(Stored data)

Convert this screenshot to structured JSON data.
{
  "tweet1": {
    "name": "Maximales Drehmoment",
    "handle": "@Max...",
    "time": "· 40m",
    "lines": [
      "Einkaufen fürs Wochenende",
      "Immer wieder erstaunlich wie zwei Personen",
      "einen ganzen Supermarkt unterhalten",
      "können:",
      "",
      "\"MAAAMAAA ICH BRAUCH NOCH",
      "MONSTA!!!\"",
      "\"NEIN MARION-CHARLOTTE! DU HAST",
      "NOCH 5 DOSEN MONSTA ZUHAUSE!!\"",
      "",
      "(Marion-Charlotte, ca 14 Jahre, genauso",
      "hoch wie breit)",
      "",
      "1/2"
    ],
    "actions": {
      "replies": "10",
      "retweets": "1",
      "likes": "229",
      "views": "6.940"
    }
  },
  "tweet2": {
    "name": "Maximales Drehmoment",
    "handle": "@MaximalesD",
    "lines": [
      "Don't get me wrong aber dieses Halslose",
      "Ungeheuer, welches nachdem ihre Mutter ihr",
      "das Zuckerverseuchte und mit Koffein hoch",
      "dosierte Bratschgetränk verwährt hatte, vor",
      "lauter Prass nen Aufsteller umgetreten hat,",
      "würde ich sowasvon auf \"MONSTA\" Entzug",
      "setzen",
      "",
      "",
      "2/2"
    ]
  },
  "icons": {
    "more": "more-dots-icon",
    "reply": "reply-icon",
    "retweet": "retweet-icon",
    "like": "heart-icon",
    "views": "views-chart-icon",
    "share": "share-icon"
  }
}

- Set problem
Reproduce the material exactly, with every line intact.

- Task solution
Convert this screenshot to structured JSON data.
{
  "tweet1": {
    "name": "Maximales Drehmoment",
    "handle": "@Max...",
    "time": "· 40m",
    "lines": [
      "Einkaufen fürs Wochenende",
      "Immer wieder erstaunlich wie zwei Personen",
      "einen ganzen Supermarkt unterhalten",
      "können:",
      "",
      "\"MAAAMAAA ICH BRAUCH NOCH",
      "MONSTA!!!\"",
      "\"NEIN MARION-CHARLOTTE! DU HAST",
      "NOCH 5 DOSEN MONSTA ZUHAUSE!!\"",
      "",
      "(Marion-Charlotte, ca 14 Jahre, genauso",
      "hoch wie breit)",
      "",
      "1/2"
    ],
    "actions": {
      "replies": "10",
      "retweets": "1",
      "likes": "229",
      "views": "6.940"
    }
  },
  "tweet2": {
    "name": "Maximales Drehmoment",
    "handle": "@MaximalesD",
    "lines": [
      "Don't get me wrong aber dieses Halslose",
      "Ungeheuer, welches nachdem ihre Mutter ihr",
      "das Zuckerverseuchte und mit Koffein hoch",
      "dosierte Bratschgetränk verwährt hatte, vor",
      "lauter Prass nen Aufsteller umgetreten hat,",
      "würde ich sowasvon auf \"MONSTA\" Entzug",
      "setzen",
      "",
      "",
      "2/2"
    ]
  },
  "icons": {
    "more": "more-dots-icon",
    "reply": "reply-icon",
    "retweet": "retweet-icon",
    "like": "heart-icon",
    "views": "views-chart-icon",
    "share": "share-icon"
  }
}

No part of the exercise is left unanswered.